TO DO. Every line below that includes "true" counts toward the total. Report that total alone.

** start of ENTRIES PROVIDED **

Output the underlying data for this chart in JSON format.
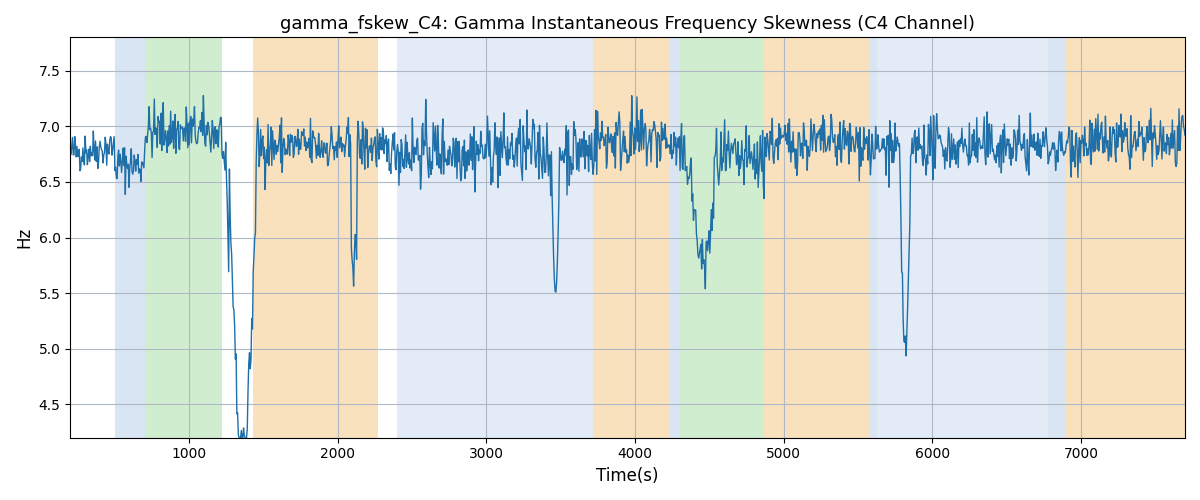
{
  "title": "gamma_fskew_C4: Gamma Instantaneous Frequency Skewness (C4 Channel)",
  "xlabel": "Time(s)",
  "ylabel": "Hz",
  "xlim": [
    200,
    7700
  ],
  "ylim": [
    4.2,
    7.8
  ],
  "yticks": [
    4.5,
    5.0,
    5.5,
    6.0,
    6.5,
    7.0,
    7.5
  ],
  "xticks": [
    1000,
    2000,
    3000,
    4000,
    5000,
    6000,
    7000
  ],
  "bg_bands": [
    {
      "xmin": 500,
      "xmax": 700,
      "color": "#aec6e8",
      "alpha": 0.45
    },
    {
      "xmin": 700,
      "xmax": 1220,
      "color": "#98d898",
      "alpha": 0.45
    },
    {
      "xmin": 1430,
      "xmax": 2270,
      "color": "#f5c98a",
      "alpha": 0.55
    },
    {
      "xmin": 2400,
      "xmax": 3720,
      "color": "#aec6e8",
      "alpha": 0.35
    },
    {
      "xmin": 3720,
      "xmax": 4230,
      "color": "#f5c98a",
      "alpha": 0.55
    },
    {
      "xmin": 4300,
      "xmax": 4870,
      "color": "#98d898",
      "alpha": 0.45
    },
    {
      "xmin": 4870,
      "xmax": 5580,
      "color": "#f5c98a",
      "alpha": 0.55
    },
    {
      "xmin": 5630,
      "xmax": 6780,
      "color": "#aec6e8",
      "alpha": 0.35
    },
    {
      "xmin": 6900,
      "xmax": 7700,
      "color": "#f5c98a",
      "alpha": 0.55
    }
  ],
  "bg_bands_thin": [
    {
      "xmin": 4230,
      "xmax": 4300,
      "color": "#aec6e8",
      "alpha": 0.45
    },
    {
      "xmin": 5580,
      "xmax": 5630,
      "color": "#aec6e8",
      "alpha": 0.45
    },
    {
      "xmin": 6780,
      "xmax": 6900,
      "color": "#aec6e8",
      "alpha": 0.45
    }
  ],
  "line_color": "#1f6fa8",
  "line_width": 1.0,
  "grid_color": "#b0b8c8",
  "bg_color": "#ffffff",
  "seed": 42,
  "n_points": 1500,
  "time_start": 200,
  "time_end": 7700
}
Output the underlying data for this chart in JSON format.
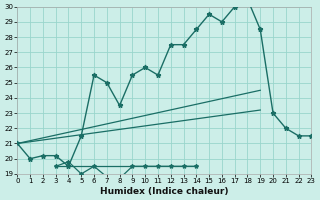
{
  "bg_color": "#cceee8",
  "line_color": "#1a6e65",
  "grid_color": "#99d5cc",
  "xlabel": "Humidex (Indice chaleur)",
  "xlim": [
    0,
    23
  ],
  "ylim": [
    19,
    30
  ],
  "xticks": [
    0,
    1,
    2,
    3,
    4,
    5,
    6,
    7,
    8,
    9,
    10,
    11,
    12,
    13,
    14,
    15,
    16,
    17,
    18,
    19,
    20,
    21,
    22,
    23
  ],
  "yticks": [
    19,
    20,
    21,
    22,
    23,
    24,
    25,
    26,
    27,
    28,
    29,
    30
  ],
  "main_curve_x": [
    0,
    1,
    2,
    3,
    4,
    5,
    6,
    7,
    8,
    9,
    10,
    11,
    12,
    13,
    14,
    15,
    16,
    17,
    18,
    19,
    20,
    21,
    22,
    23
  ],
  "main_curve_y": [
    21,
    20,
    20.2,
    20.2,
    19.5,
    21.5,
    25.5,
    25,
    23.5,
    25.5,
    26,
    25.5,
    27.5,
    27.5,
    28.5,
    29.5,
    29,
    30,
    30.5,
    28.5,
    23,
    22,
    21.5,
    21.5
  ],
  "lower_curve_x": [
    3,
    4,
    5,
    6,
    7,
    8,
    9,
    10,
    11,
    12,
    13,
    14
  ],
  "lower_curve_y": [
    19.5,
    19.8,
    19,
    19.5,
    18.8,
    18.7,
    19.5,
    19.5,
    19.5,
    19.5,
    19.5,
    19.5
  ],
  "ref_line1_x": [
    0,
    19
  ],
  "ref_line1_y": [
    21,
    24.5
  ],
  "ref_line2_x": [
    0,
    19
  ],
  "ref_line2_y": [
    21,
    23.2
  ],
  "flat_line_x": [
    3,
    14
  ],
  "flat_line_y": [
    19.5,
    19.5
  ]
}
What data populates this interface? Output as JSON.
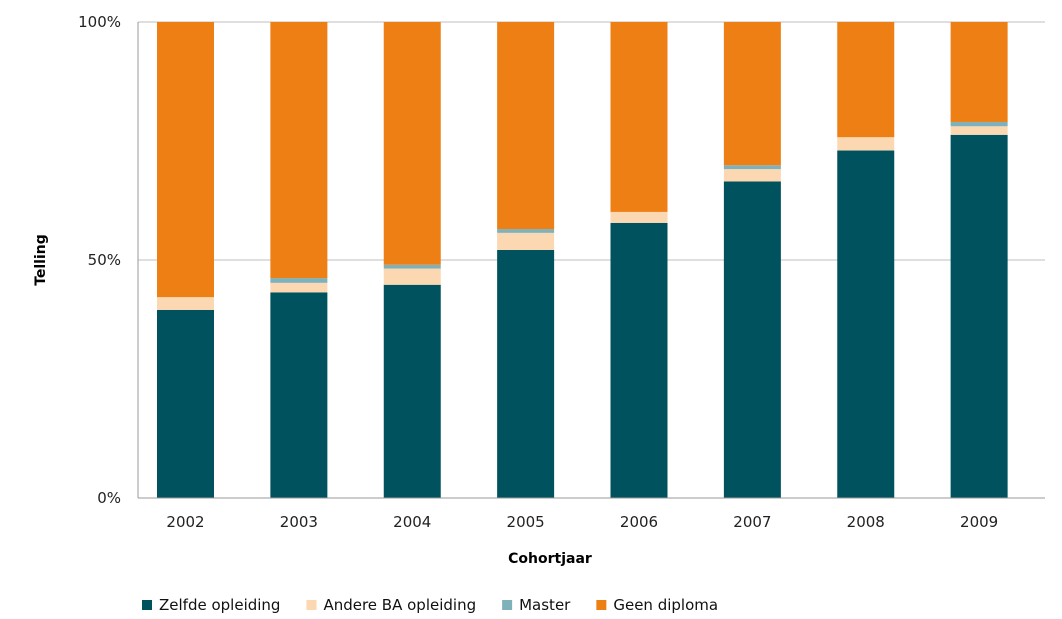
{
  "chart_data": {
    "type": "bar",
    "stacked": true,
    "percent": true,
    "categories": [
      "2002",
      "2003",
      "2004",
      "2005",
      "2006",
      "2007",
      "2008",
      "2009"
    ],
    "series": [
      {
        "name": "Zelfde opleiding",
        "color": "#00525e",
        "values": [
          39.5,
          43.2,
          44.8,
          52.1,
          57.8,
          66.5,
          73.0,
          76.3
        ]
      },
      {
        "name": "Andere BA opleiding",
        "color": "#fbd7b2",
        "values": [
          2.7,
          2.0,
          3.4,
          3.6,
          2.3,
          2.6,
          2.8,
          1.8
        ]
      },
      {
        "name": "Master",
        "color": "#7fb1bb",
        "values": [
          0.0,
          1.0,
          0.8,
          0.8,
          0.0,
          0.8,
          0.0,
          0.9
        ]
      },
      {
        "name": "Geen diploma",
        "color": "#ee7f14",
        "values": [
          57.8,
          53.8,
          51.0,
          43.5,
          39.9,
          30.1,
          24.2,
          21.0
        ]
      }
    ],
    "xlabel": "Cohortjaar",
    "ylabel": "Telling",
    "ylim": [
      0,
      100
    ],
    "yticks": [
      "0%",
      "50%",
      "100%"
    ],
    "grid": true,
    "legend_position": "bottom"
  }
}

** end of ENTRIES PROVIDED **

FINISHED TASK. 3